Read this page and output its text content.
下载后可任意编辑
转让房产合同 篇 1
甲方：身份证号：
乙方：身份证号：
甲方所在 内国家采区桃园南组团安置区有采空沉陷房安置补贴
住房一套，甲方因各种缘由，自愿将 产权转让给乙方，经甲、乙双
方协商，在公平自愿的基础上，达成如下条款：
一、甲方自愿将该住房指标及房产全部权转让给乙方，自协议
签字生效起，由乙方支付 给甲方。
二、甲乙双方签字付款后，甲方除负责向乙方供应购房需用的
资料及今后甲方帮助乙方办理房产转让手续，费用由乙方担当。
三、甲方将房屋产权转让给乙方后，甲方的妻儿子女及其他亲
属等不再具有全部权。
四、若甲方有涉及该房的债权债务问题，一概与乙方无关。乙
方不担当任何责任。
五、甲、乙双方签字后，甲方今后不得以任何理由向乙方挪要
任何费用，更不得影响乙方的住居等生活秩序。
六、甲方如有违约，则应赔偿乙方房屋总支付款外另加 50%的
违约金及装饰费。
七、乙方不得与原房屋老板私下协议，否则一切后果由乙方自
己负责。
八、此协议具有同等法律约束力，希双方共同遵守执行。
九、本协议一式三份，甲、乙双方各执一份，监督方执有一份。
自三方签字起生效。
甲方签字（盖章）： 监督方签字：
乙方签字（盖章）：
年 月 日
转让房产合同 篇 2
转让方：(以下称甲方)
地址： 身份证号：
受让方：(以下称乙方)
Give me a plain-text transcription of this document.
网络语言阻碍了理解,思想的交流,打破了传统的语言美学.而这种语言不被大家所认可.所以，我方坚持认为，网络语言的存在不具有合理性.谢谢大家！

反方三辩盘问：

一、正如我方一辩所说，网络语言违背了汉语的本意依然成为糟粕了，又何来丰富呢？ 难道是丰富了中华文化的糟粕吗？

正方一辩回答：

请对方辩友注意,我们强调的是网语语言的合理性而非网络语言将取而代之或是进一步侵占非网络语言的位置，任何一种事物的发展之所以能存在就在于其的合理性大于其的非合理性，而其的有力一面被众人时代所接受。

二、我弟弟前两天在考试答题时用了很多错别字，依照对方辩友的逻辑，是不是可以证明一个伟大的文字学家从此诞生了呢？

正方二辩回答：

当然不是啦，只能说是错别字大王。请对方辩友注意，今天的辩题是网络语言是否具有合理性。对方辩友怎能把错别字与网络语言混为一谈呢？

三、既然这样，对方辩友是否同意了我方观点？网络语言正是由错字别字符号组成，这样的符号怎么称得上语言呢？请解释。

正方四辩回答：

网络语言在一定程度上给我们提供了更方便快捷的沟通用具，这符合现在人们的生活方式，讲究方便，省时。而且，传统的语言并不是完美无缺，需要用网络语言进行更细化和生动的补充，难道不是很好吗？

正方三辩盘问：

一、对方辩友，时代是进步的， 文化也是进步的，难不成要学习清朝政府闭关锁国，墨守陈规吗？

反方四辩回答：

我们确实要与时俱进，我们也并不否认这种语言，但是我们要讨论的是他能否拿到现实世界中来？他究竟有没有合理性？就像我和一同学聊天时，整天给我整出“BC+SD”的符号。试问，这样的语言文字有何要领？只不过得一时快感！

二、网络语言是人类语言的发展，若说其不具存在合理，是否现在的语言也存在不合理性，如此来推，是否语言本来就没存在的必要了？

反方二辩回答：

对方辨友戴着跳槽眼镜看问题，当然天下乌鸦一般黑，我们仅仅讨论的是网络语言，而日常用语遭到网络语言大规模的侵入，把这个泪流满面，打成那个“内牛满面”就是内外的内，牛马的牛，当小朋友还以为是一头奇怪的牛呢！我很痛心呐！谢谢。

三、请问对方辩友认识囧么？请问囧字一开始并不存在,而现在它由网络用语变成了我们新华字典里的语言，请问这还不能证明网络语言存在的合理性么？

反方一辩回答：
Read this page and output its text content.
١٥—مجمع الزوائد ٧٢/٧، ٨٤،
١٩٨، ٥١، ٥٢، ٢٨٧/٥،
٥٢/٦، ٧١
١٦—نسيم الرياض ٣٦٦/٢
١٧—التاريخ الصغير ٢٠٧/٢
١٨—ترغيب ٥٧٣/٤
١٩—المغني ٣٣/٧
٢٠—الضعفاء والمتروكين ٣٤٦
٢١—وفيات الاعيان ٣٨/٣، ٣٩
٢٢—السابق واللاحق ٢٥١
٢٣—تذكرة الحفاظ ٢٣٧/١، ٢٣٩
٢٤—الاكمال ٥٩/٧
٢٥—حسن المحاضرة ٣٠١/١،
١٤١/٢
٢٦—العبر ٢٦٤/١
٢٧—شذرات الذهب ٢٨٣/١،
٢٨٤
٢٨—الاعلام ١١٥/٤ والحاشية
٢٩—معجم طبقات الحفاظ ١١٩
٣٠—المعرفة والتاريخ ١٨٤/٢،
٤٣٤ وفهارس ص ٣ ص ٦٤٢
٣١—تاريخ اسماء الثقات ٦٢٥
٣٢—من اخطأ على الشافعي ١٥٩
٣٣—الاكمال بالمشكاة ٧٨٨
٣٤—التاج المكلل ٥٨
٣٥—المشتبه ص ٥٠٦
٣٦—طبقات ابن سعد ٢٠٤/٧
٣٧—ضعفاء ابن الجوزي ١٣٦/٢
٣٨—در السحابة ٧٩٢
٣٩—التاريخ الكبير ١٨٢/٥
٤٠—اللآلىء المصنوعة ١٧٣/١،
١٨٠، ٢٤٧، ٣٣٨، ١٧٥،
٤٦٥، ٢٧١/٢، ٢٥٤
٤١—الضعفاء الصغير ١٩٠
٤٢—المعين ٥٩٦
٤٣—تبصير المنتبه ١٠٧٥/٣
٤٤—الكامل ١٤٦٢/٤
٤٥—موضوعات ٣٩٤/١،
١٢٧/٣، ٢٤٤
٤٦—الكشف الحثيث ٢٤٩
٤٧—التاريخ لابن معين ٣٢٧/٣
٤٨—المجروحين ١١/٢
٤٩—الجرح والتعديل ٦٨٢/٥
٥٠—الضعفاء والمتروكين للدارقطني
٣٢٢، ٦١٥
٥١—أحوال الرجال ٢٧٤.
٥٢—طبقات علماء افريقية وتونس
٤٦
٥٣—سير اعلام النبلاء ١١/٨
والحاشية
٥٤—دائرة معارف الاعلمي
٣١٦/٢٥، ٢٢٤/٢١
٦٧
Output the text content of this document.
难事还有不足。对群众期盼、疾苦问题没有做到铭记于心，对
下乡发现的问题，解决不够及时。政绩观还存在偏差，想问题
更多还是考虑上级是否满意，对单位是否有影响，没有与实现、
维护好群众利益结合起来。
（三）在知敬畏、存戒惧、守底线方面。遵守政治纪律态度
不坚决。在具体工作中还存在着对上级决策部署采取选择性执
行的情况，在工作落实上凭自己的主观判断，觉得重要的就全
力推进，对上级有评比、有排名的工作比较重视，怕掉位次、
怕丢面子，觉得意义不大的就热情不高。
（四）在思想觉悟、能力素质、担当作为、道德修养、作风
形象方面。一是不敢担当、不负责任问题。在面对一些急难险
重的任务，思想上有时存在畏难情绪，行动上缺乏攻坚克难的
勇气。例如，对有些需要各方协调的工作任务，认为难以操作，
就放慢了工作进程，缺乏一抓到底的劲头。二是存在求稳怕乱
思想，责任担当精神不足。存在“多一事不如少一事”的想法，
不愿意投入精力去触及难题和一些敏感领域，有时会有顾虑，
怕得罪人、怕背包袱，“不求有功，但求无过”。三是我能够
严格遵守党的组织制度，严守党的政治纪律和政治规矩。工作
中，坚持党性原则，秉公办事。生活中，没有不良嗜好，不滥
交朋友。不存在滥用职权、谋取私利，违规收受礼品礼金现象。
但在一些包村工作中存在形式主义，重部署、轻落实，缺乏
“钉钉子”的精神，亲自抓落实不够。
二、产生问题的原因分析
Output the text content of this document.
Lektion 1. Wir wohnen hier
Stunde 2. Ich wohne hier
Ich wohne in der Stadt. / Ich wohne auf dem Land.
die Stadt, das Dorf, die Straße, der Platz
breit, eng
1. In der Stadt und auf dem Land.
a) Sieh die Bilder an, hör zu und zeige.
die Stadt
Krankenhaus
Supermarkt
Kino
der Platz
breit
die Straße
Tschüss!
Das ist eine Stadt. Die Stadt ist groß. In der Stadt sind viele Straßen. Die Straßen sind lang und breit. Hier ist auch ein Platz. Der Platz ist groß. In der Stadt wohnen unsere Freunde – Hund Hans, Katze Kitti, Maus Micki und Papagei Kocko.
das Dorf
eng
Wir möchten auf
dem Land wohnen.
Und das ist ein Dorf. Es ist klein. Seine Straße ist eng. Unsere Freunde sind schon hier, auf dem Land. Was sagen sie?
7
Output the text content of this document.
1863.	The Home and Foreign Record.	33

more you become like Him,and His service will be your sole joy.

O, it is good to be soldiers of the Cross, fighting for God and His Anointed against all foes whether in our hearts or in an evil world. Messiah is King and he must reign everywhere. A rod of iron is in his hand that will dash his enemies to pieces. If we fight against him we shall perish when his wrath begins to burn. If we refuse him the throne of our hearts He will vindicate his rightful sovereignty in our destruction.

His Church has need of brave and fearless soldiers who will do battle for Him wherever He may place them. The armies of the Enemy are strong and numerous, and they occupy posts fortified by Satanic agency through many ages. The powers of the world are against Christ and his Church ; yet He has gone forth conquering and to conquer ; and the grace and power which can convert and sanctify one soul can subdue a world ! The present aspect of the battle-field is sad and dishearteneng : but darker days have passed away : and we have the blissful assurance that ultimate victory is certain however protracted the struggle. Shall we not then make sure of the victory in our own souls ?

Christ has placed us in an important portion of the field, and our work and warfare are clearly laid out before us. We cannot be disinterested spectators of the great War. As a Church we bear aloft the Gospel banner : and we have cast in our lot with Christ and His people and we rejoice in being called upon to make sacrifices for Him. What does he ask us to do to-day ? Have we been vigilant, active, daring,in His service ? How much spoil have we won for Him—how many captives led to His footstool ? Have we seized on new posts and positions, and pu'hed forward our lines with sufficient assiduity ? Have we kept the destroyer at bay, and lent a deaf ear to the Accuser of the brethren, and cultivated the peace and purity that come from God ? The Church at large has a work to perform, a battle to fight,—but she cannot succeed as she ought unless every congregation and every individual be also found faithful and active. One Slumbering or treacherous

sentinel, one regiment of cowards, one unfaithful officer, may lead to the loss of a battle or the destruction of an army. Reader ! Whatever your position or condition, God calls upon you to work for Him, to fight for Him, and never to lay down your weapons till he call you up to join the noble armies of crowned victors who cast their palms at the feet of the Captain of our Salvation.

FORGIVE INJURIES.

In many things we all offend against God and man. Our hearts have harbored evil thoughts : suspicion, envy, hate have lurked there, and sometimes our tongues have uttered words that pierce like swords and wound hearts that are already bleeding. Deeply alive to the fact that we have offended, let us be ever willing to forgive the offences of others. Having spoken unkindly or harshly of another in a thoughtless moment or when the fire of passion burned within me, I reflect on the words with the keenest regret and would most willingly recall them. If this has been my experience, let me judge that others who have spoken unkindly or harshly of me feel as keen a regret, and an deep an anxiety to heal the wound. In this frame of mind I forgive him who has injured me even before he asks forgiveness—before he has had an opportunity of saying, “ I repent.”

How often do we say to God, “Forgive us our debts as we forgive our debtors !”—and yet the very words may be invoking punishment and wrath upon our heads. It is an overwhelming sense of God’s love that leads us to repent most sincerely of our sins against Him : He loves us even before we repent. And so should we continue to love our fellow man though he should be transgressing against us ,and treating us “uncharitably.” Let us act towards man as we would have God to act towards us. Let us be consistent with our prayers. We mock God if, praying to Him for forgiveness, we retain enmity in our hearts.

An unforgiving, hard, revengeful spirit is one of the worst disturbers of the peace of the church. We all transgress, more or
══════
What is being asked:
Scan the material line by line and report each one that contains "Platz".

Solution to the problem:
die Stadt, das Dorf, die Straße, der Platz
der Platz
Das ist eine Stadt. Die Stadt ist groß. In der Stadt sind viele Straßen. Die Straßen sind lang und breit. Hier ist auch ein Platz. Der Platz ist groß. In der Stadt wohnen unsere Freunde – Hund Hans, Katze Kitti, Maus Micki und Papagei Kocko.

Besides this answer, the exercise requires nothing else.